Document text:
::::::::::
Food for Thought

Let’s think about food. Yum. Good stuff, isn’t it? Gives us energy, rebuilds our tissues, fuels the myriad of chemical and electrical processes that we call life. Not only that, it plays to our sensorium, pleasing not only our tongues but our nostrils, our eyes and even our ears…sizzling fajitas, anyone? Our cultural identity is intimately entwined with food, our memories of childhood and family resonate with aromas and flavors from the table. Food is our favorite symbol of comfort, abundance and safety; is it surprising that we eat too much or too little when we feel uncomfortable, deprived or afraid?

We’re riding the crazy train with food in this country, and it’s because we have convinced ourselves that our emotional satisfaction depends on food. Instead of selecting our meals the way we select our cars—for value, performance and elegance—we stuff our bodies with the tastes and flavors that soothed or cheered us when we were babies: bland, soft sweets and salty, greasy savories. Instead of eating to satisfy our bodies’ needs for nutrients and energy, we use food like a mood-altering drug to make us happier, calmer, more relaxed.
::::::::::
Collected data:
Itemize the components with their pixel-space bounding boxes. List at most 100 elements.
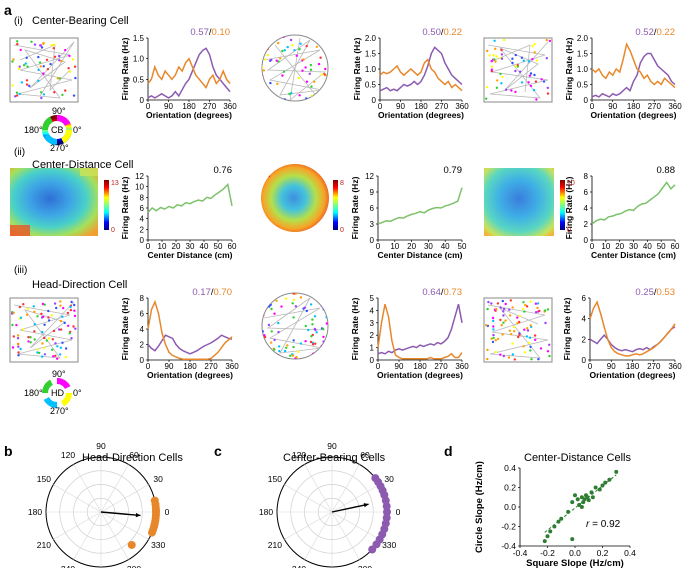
::::::::::
Directives:
a: Could you retype the essay on food word for word, starting at "We’re riding the" and ending at "calmer, more relaxed."?
b: Would you continue the essay on food, picking up right after its final sentence?

Answers:
a:
We’re riding the crazy train with food in this country, and it’s because we have convinced ourselves that our emotional satisfaction depends on food. Instead of selecting our meals the way we select our cars—for value, performance and elegance—we stuff our bodies with the tastes and flavors that soothed or cheered us when we were babies: bland, soft sweets and salty, greasy savories. Instead of eating to satisfy our bodies’ needs for nutrients and energy, we use food like a mood-altering drug to make us happier, calmer, more relaxed.

b:
These emotional needs are very real, more immediately pressing to us than our own physical requirements. And the urge to meet them with food is legitimate, to a point. Sweets elevate our moods, fat carries delicious, distracting flavors over our tastebuds and into our nostrils. In an earlier time when food was more scarce and the ability to overindulge rarely presented itself, these impulses did not interfere with healthy eating patterns, and drove us to supply the body with vital nutrients.

In our current environment, however, food is available at every turn, and the cheapest and easiest to prepare is the least nutritious. Our environment no longer limits what we eat or how much, and our instincts—to gorge ourselves blindly when we encounter comfort foods because we don’t know where or when we’ll find more—are leading us astray. With due respect to instinct, we need to make our relationship with food a conscious one, based on real understanding of our needs.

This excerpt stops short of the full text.